### Problem requirements
Would you quote the material below in full and unchanged?

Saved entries
— Start —

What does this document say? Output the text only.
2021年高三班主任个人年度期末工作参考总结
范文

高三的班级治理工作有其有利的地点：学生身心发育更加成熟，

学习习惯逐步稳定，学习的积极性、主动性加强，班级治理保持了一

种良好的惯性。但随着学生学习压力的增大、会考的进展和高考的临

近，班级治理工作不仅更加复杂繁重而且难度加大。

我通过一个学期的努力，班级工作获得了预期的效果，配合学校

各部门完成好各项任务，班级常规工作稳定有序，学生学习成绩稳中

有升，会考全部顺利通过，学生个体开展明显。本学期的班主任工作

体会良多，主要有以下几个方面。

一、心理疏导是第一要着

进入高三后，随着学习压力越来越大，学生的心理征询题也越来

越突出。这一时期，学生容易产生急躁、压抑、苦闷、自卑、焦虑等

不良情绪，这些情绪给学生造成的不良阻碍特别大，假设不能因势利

— End —

### Response to the exercise
What does this document say? Output the text only.
2021年高三班主任个人年度期末工作参考总结
范文

高三的班级治理工作有其有利的地点：学生身心发育更加成熟，

学习习惯逐步稳定，学习的积极性、主动性加强，班级治理保持了一

种良好的惯性。但随着学生学习压力的增大、会考的进展和高考的临

近，班级治理工作不仅更加复杂繁重而且难度加大。

我通过一个学期的努力，班级工作获得了预期的效果，配合学校

各部门完成好各项任务，班级常规工作稳定有序，学生学习成绩稳中

有升，会考全部顺利通过，学生个体开展明显。本学期的班主任工作

体会良多，主要有以下几个方面。

一、心理疏导是第一要着

进入高三后，随着学习压力越来越大，学生的心理征询题也越来

越突出。这一时期，学生容易产生急躁、压抑、苦闷、自卑、焦虑等

不良情绪，这些情绪给学生造成的不良阻碍特别大，假设不能因势利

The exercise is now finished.